# WORK TO BE COMPLETED
Locate every line of the material below that contains the string "logo", and copy each of those lines.

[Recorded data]
start

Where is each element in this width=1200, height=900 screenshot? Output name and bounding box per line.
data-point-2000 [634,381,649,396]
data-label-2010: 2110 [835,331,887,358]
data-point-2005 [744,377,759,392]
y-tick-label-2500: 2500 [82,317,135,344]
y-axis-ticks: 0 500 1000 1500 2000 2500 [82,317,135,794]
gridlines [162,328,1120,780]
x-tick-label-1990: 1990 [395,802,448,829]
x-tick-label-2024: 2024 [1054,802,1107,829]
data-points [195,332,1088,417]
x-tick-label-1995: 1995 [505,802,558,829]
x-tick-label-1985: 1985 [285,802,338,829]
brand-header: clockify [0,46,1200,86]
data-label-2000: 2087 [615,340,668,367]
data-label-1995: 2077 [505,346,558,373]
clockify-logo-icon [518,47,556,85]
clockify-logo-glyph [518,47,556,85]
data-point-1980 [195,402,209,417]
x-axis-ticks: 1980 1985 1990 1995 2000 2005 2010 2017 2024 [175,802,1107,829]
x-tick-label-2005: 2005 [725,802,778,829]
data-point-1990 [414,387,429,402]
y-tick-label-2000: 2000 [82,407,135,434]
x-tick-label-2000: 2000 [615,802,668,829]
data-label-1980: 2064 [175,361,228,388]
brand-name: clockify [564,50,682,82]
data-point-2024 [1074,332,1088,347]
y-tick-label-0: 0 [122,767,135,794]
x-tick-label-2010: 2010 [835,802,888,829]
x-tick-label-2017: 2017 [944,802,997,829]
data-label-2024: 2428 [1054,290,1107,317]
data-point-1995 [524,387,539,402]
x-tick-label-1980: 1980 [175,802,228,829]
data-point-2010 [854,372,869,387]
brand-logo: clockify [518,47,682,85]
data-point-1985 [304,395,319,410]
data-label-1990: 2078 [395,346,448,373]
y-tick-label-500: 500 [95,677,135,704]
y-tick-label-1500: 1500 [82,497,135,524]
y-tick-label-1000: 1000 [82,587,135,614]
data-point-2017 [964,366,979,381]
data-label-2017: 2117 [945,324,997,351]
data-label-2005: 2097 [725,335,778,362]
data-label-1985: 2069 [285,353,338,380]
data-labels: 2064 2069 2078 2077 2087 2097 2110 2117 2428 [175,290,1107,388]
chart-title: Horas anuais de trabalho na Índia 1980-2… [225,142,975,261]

end

# RIGHT ANSWER
clockify-logo-icon [518,47,556,85]
clockify-logo-glyph [518,47,556,85]
brand-logo: clockify [518,47,682,85]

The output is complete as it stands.